→ **Given instruction**: Reply with the count of lines holding "Fuyutsuki", nothing more.

→ **Records for processing**:
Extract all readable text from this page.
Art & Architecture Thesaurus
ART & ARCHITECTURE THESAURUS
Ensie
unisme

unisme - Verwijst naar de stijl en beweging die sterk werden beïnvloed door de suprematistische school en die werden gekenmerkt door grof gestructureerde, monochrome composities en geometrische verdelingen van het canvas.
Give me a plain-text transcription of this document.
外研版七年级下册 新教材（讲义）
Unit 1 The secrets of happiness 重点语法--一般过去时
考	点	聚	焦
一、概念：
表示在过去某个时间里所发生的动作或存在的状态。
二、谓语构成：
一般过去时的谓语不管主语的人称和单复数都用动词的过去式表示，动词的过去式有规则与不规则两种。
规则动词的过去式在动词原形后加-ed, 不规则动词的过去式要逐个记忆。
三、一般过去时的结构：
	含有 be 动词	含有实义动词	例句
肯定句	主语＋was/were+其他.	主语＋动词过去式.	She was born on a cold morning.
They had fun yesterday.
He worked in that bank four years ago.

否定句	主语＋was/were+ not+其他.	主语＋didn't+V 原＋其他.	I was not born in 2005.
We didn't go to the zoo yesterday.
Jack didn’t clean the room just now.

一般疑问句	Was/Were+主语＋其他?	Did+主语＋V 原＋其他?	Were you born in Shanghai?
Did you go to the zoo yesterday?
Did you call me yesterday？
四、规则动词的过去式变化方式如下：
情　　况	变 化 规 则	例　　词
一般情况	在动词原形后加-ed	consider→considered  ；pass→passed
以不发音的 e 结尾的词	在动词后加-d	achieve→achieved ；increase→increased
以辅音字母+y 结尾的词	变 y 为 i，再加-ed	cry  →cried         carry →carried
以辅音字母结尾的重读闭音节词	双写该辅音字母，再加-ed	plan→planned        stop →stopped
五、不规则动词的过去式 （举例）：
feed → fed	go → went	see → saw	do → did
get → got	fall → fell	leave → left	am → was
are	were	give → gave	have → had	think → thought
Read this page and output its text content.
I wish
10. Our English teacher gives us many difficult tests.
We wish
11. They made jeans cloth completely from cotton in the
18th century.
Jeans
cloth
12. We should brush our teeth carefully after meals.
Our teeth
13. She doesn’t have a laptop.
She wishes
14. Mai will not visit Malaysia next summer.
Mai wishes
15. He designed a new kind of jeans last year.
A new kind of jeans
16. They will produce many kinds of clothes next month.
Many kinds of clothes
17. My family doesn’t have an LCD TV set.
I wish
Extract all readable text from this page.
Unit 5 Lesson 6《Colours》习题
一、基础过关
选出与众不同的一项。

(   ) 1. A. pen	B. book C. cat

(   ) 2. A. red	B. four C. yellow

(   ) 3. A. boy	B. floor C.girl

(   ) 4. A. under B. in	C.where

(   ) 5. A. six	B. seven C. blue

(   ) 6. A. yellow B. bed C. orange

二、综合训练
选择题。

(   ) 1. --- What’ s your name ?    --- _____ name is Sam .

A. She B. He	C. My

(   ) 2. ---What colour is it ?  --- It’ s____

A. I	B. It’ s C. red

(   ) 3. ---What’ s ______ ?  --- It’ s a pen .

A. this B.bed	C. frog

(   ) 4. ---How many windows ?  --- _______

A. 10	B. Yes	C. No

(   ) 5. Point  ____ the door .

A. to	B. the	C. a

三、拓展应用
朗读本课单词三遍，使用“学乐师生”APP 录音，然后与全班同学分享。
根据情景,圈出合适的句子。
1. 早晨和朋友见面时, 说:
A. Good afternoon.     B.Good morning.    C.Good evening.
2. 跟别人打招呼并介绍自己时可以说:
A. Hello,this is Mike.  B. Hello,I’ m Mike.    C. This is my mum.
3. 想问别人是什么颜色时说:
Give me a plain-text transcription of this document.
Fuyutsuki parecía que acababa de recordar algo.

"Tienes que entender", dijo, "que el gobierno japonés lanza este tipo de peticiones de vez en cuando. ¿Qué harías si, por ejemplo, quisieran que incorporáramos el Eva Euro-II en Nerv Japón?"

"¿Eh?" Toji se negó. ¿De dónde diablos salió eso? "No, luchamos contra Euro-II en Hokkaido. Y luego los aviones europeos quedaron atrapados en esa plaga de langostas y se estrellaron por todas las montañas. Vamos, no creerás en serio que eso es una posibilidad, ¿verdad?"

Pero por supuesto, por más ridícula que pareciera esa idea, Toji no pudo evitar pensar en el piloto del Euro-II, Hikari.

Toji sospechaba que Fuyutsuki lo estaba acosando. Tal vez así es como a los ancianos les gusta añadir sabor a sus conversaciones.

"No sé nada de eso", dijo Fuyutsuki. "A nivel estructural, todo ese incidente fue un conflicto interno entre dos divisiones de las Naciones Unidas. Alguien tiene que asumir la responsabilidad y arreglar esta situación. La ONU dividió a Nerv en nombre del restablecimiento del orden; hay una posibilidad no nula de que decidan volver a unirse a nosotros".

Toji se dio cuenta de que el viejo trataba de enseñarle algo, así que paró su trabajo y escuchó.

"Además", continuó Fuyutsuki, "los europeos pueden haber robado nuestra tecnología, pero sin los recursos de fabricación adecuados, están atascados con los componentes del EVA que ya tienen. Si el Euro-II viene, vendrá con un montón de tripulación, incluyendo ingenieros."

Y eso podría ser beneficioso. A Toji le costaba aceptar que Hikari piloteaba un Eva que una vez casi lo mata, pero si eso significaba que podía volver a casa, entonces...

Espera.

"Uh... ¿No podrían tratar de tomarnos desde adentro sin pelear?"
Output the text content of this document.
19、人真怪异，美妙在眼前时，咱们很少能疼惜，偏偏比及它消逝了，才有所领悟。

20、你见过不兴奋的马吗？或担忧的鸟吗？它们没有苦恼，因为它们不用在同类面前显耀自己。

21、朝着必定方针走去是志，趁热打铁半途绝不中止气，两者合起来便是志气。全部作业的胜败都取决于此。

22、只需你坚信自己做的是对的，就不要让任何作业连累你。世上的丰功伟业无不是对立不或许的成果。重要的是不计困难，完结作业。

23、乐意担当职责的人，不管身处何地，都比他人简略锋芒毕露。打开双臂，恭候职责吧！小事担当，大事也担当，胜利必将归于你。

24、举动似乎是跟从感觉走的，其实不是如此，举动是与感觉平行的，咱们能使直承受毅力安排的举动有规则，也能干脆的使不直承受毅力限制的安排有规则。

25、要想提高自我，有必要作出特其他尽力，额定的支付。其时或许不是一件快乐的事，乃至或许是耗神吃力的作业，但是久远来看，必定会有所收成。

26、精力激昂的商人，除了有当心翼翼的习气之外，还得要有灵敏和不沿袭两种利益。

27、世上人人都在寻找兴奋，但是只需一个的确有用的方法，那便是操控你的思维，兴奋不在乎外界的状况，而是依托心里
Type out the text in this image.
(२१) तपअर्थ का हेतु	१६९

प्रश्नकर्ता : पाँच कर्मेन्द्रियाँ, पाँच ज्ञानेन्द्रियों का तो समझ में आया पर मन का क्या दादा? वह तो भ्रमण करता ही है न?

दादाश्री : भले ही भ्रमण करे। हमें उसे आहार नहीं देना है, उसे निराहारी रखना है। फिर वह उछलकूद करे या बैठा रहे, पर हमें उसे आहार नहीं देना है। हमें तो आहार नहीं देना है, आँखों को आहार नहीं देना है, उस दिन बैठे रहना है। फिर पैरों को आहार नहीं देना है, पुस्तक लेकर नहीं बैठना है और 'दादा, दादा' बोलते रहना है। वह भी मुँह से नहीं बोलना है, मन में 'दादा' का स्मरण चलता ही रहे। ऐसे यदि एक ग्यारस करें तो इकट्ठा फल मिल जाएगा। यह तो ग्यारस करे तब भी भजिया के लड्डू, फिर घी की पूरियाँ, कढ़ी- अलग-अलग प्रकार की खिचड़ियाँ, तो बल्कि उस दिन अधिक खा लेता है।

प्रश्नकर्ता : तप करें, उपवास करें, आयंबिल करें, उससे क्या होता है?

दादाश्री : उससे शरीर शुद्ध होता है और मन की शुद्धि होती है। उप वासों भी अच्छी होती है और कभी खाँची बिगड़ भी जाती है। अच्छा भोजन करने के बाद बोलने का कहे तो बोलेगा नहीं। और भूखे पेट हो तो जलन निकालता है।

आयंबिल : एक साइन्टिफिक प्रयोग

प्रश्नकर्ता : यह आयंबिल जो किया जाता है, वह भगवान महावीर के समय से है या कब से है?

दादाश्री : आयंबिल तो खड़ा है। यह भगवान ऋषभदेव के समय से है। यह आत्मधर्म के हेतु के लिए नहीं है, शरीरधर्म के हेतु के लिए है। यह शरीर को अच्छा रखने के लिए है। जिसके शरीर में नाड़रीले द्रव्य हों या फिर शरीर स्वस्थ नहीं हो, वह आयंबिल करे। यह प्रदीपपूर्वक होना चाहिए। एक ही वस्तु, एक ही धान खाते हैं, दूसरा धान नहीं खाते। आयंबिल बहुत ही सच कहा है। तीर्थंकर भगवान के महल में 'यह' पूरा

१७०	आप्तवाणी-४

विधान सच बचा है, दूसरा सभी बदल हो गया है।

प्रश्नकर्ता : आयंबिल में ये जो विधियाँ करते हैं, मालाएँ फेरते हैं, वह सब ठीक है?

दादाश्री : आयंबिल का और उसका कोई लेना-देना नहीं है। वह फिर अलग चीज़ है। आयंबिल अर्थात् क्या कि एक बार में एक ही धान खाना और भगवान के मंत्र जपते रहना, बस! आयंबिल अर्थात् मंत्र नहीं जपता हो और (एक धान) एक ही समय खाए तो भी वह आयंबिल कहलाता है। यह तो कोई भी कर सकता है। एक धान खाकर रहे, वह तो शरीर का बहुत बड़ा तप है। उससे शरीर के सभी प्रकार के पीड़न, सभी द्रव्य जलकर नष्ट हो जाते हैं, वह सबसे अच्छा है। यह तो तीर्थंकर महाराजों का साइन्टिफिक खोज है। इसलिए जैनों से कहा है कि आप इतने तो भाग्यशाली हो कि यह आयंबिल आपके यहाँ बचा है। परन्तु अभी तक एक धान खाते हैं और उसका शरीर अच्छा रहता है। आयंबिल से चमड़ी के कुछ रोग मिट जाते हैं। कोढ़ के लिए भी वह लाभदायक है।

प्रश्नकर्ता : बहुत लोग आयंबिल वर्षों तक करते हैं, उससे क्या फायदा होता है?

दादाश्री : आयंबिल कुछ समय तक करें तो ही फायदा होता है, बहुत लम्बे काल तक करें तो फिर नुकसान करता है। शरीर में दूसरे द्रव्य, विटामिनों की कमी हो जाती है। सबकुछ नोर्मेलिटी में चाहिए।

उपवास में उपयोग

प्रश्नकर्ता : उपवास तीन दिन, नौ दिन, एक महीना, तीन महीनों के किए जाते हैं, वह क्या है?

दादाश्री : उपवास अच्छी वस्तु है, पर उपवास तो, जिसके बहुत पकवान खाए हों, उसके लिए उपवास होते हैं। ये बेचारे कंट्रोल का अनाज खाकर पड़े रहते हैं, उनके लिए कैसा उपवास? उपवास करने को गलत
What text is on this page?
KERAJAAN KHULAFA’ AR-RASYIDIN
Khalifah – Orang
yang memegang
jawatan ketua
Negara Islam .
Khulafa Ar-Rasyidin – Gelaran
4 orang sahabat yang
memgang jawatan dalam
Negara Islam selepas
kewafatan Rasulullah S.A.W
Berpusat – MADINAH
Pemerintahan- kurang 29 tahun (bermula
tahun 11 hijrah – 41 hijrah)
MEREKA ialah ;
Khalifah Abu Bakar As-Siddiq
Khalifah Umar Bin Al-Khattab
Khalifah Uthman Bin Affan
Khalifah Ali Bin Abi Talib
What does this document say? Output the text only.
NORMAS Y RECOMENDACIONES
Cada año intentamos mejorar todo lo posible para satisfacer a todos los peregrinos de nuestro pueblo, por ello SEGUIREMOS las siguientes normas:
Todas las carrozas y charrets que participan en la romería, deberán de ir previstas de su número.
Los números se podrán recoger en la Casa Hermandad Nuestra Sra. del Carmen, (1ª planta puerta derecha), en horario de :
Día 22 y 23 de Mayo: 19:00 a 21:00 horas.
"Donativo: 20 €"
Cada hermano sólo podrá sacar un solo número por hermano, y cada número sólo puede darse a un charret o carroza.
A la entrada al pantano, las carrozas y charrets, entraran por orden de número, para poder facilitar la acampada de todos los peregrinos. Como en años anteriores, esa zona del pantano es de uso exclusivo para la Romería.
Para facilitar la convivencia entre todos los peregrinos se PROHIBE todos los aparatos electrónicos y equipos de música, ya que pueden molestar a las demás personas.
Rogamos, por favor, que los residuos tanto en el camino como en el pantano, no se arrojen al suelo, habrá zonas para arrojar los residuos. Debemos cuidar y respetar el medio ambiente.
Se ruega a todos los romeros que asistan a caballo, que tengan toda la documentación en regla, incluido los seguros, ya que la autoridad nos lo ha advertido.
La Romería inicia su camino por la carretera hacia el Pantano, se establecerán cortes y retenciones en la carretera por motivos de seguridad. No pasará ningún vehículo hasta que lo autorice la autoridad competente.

→ **Written solution**: 4